» Description of the task: Your task is to repeat the lines below exactly, excluding any pictures they contain.

» Data for the task:
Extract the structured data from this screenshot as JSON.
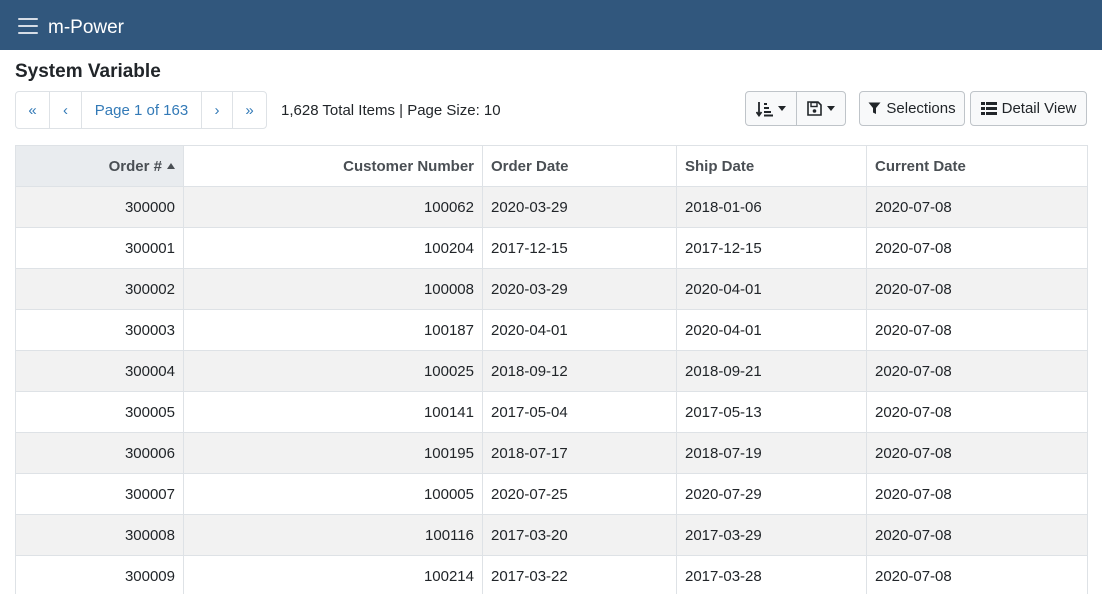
{
  "app": {
    "brand": "m-Power"
  },
  "page": {
    "title": "System Variable"
  },
  "pager": {
    "first_icon": "«",
    "prev_icon": "‹",
    "label": "Page 1 of 163",
    "next_icon": "›",
    "last_icon": "»",
    "summary": "1,628 Total Items | Page Size: 10"
  },
  "toolbar": {
    "sort_icon": "sort-amount-down-icon",
    "save_icon": "floppy-disk-icon",
    "selections_label": "Selections",
    "detail_view_label": "Detail View"
  },
  "table": {
    "columns": [
      "Order #",
      "Customer Number",
      "Order Date",
      "Ship Date",
      "Current Date"
    ],
    "sorted_column": "Order #",
    "sort_direction": "ascending",
    "rows": [
      [
        "300000",
        "100062",
        "2020-03-29",
        "2018-01-06",
        "2020-07-08"
      ],
      [
        "300001",
        "100204",
        "2017-12-15",
        "2017-12-15",
        "2020-07-08"
      ],
      [
        "300002",
        "100008",
        "2020-03-29",
        "2020-04-01",
        "2020-07-08"
      ],
      [
        "300003",
        "100187",
        "2020-04-01",
        "2020-04-01",
        "2020-07-08"
      ],
      [
        "300004",
        "100025",
        "2018-09-12",
        "2018-09-21",
        "2020-07-08"
      ],
      [
        "300005",
        "100141",
        "2017-05-04",
        "2017-05-13",
        "2020-07-08"
      ],
      [
        "300006",
        "100195",
        "2018-07-17",
        "2018-07-19",
        "2020-07-08"
      ],
      [
        "300007",
        "100005",
        "2020-07-25",
        "2020-07-29",
        "2020-07-08"
      ],
      [
        "300008",
        "100116",
        "2017-03-20",
        "2017-03-29",
        "2020-07-08"
      ],
      [
        "300009",
        "100214",
        "2017-03-22",
        "2017-03-28",
        "2020-07-08"
      ]
    ]
  },
  "colors": {
    "navbar": "#31577d",
    "link": "#337ab7",
    "stripe": "#f2f2f2"
  }
}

» The response:
Extract the structured data from this screenshot as JSON.
{
  "app": {
    "brand": "m-Power"
  },
  "page": {
    "title": "System Variable"
  },
  "pager": {
    "first_icon": "«",
    "prev_icon": "‹",
    "label": "Page 1 of 163",
    "next_icon": "›",
    "last_icon": "»",
    "summary": "1,628 Total Items | Page Size: 10"
  },
  "toolbar": {
    "sort_icon": "sort-amount-down-icon",
    "save_icon": "floppy-disk-icon",
    "selections_label": "Selections",
    "detail_view_label": "Detail View"
  },
  "table": {
    "columns": [
      "Order #",
      "Customer Number",
      "Order Date",
      "Ship Date",
      "Current Date"
    ],
    "sorted_column": "Order #",
    "sort_direction": "ascending",
    "rows": [
      [
        "300000",
        "100062",
        "2020-03-29",
        "2018-01-06",
        "2020-07-08"
      ],
      [
        "300001",
        "100204",
        "2017-12-15",
        "2017-12-15",
        "2020-07-08"
      ],
      [
        "300002",
        "100008",
        "2020-03-29",
        "2020-04-01",
        "2020-07-08"
      ],
      [
        "300003",
        "100187",
        "2020-04-01",
        "2020-04-01",
        "2020-07-08"
      ],
      [
        "300004",
        "100025",
        "2018-09-12",
        "2018-09-21",
        "2020-07-08"
      ],
      [
        "300005",
        "100141",
        "2017-05-04",
        "2017-05-13",
        "2020-07-08"
      ],
      [
        "300006",
        "100195",
        "2018-07-17",
        "2018-07-19",
        "2020-07-08"
      ],
      [
        "300007",
        "100005",
        "2020-07-25",
        "2020-07-29",
        "2020-07-08"
      ],
      [
        "300008",
        "100116",
        "2017-03-20",
        "2017-03-29",
        "2020-07-08"
      ],
      [
        "300009",
        "100214",
        "2017-03-22",
        "2017-03-28",
        "2020-07-08"
      ]
    ]
  },
  "colors": {
    "navbar": "#31577d",
    "link": "#337ab7",
    "stripe": "#f2f2f2"
  }
}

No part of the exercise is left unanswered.